Task details:
Assemble all lines in which the string "name" appears.

========================

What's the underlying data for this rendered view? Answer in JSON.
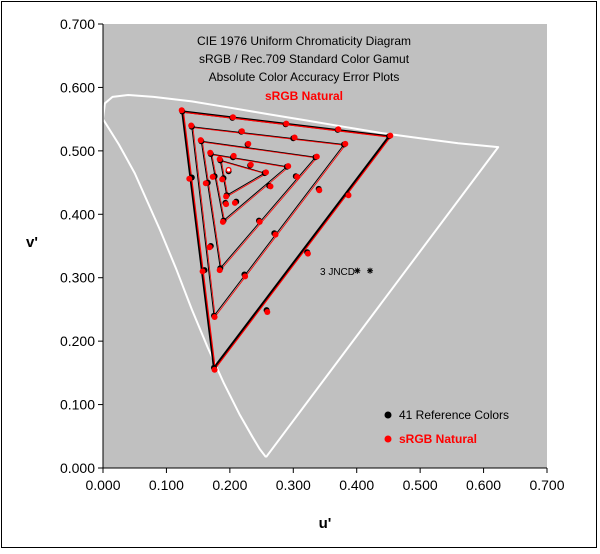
{
  "chart_data": {
    "type": "scatter",
    "title_lines": [
      "CIE 1976 Uniform Chromaticity Diagram",
      "sRGB / Rec.709 Standard Color Gamut",
      "Absolute Color Accuracy Error Plots"
    ],
    "subtitle": "sRGB Natural",
    "xlabel": "u'",
    "ylabel": "v'",
    "xlim": [
      0,
      0.7
    ],
    "ylim": [
      0,
      0.7
    ],
    "x_ticks": [
      "0.000",
      "0.100",
      "0.200",
      "0.300",
      "0.400",
      "0.500",
      "0.600",
      "0.700"
    ],
    "y_ticks": [
      "0.000",
      "0.100",
      "0.200",
      "0.300",
      "0.400",
      "0.500",
      "0.600",
      "0.700"
    ],
    "grid": false,
    "legend_position": "bottom-right",
    "annotation": "3 JNCD",
    "jncd_markers": [
      [
        0.401,
        0.311
      ],
      [
        0.421,
        0.311
      ]
    ],
    "colors": {
      "plot_background": "#c0c0c0",
      "locus": "#ffffff",
      "reference": "#000000",
      "measured": "#ff0000",
      "measured_text": "#ff0000"
    },
    "spectral_locus": [
      [
        0.257,
        0.017
      ],
      [
        0.247,
        0.03
      ],
      [
        0.235,
        0.05
      ],
      [
        0.215,
        0.085
      ],
      [
        0.19,
        0.135
      ],
      [
        0.165,
        0.19
      ],
      [
        0.14,
        0.25
      ],
      [
        0.115,
        0.315
      ],
      [
        0.09,
        0.375
      ],
      [
        0.07,
        0.42
      ],
      [
        0.05,
        0.465
      ],
      [
        0.025,
        0.51
      ],
      [
        0.0,
        0.55
      ],
      [
        0.003,
        0.575
      ],
      [
        0.015,
        0.585
      ],
      [
        0.04,
        0.588
      ],
      [
        0.08,
        0.585
      ],
      [
        0.14,
        0.578
      ],
      [
        0.2,
        0.568
      ],
      [
        0.26,
        0.558
      ],
      [
        0.32,
        0.548
      ],
      [
        0.38,
        0.538
      ],
      [
        0.44,
        0.528
      ],
      [
        0.5,
        0.52
      ],
      [
        0.56,
        0.512
      ],
      [
        0.623,
        0.506
      ],
      [
        0.257,
        0.017
      ]
    ],
    "reference_triangles": [
      [
        [
          0.125,
          0.562
        ],
        [
          0.451,
          0.523
        ],
        [
          0.175,
          0.158
        ]
      ],
      [
        [
          0.14,
          0.538
        ],
        [
          0.38,
          0.51
        ],
        [
          0.175,
          0.24
        ]
      ],
      [
        [
          0.155,
          0.515
        ],
        [
          0.335,
          0.49
        ],
        [
          0.185,
          0.315
        ]
      ],
      [
        [
          0.17,
          0.495
        ],
        [
          0.29,
          0.475
        ],
        [
          0.19,
          0.39
        ]
      ],
      [
        [
          0.185,
          0.485
        ],
        [
          0.255,
          0.465
        ],
        [
          0.195,
          0.43
        ]
      ]
    ],
    "series": [
      {
        "name": "41 Reference Colors",
        "color": "#000000",
        "points": [
          [
            0.125,
            0.562
          ],
          [
            0.451,
            0.523
          ],
          [
            0.175,
            0.158
          ],
          [
            0.204,
            0.552
          ],
          [
            0.288,
            0.542
          ],
          [
            0.37,
            0.533
          ],
          [
            0.386,
            0.431
          ],
          [
            0.322,
            0.34
          ],
          [
            0.258,
            0.249
          ],
          [
            0.193,
            0.418
          ],
          [
            0.16,
            0.312
          ],
          [
            0.14,
            0.458
          ],
          [
            0.14,
            0.538
          ],
          [
            0.38,
            0.51
          ],
          [
            0.175,
            0.24
          ],
          [
            0.218,
            0.53
          ],
          [
            0.3,
            0.52
          ],
          [
            0.34,
            0.44
          ],
          [
            0.27,
            0.37
          ],
          [
            0.223,
            0.305
          ],
          [
            0.165,
            0.45
          ],
          [
            0.155,
            0.515
          ],
          [
            0.335,
            0.49
          ],
          [
            0.185,
            0.315
          ],
          [
            0.228,
            0.51
          ],
          [
            0.304,
            0.46
          ],
          [
            0.246,
            0.39
          ],
          [
            0.17,
            0.35
          ],
          [
            0.17,
            0.495
          ],
          [
            0.29,
            0.475
          ],
          [
            0.19,
            0.39
          ],
          [
            0.205,
            0.49
          ],
          [
            0.262,
            0.445
          ],
          [
            0.21,
            0.42
          ],
          [
            0.176,
            0.46
          ],
          [
            0.185,
            0.485
          ],
          [
            0.255,
            0.465
          ],
          [
            0.195,
            0.43
          ],
          [
            0.232,
            0.477
          ],
          [
            0.19,
            0.457
          ],
          [
            0.198,
            0.468
          ]
        ]
      },
      {
        "name": "sRGB Natural",
        "color": "#ff0000",
        "points": [
          [
            0.124,
            0.564
          ],
          [
            0.453,
            0.524
          ],
          [
            0.176,
            0.155
          ],
          [
            0.205,
            0.553
          ],
          [
            0.289,
            0.543
          ],
          [
            0.371,
            0.534
          ],
          [
            0.387,
            0.43
          ],
          [
            0.323,
            0.338
          ],
          [
            0.259,
            0.246
          ],
          [
            0.194,
            0.416
          ],
          [
            0.157,
            0.31
          ],
          [
            0.136,
            0.456
          ],
          [
            0.139,
            0.54
          ],
          [
            0.382,
            0.511
          ],
          [
            0.176,
            0.238
          ],
          [
            0.219,
            0.531
          ],
          [
            0.302,
            0.521
          ],
          [
            0.341,
            0.438
          ],
          [
            0.272,
            0.368
          ],
          [
            0.224,
            0.302
          ],
          [
            0.162,
            0.449
          ],
          [
            0.154,
            0.517
          ],
          [
            0.337,
            0.491
          ],
          [
            0.184,
            0.312
          ],
          [
            0.229,
            0.511
          ],
          [
            0.306,
            0.459
          ],
          [
            0.247,
            0.388
          ],
          [
            0.168,
            0.348
          ],
          [
            0.169,
            0.497
          ],
          [
            0.292,
            0.476
          ],
          [
            0.189,
            0.388
          ],
          [
            0.206,
            0.492
          ],
          [
            0.264,
            0.444
          ],
          [
            0.208,
            0.418
          ],
          [
            0.173,
            0.459
          ],
          [
            0.184,
            0.487
          ],
          [
            0.257,
            0.466
          ],
          [
            0.194,
            0.428
          ],
          [
            0.233,
            0.478
          ],
          [
            0.188,
            0.455
          ],
          [
            0.198,
            0.47
          ]
        ]
      }
    ]
  }
}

========================

Exercise solution:
        "name": "41 Reference Colors",
        "name": "sRGB Natural",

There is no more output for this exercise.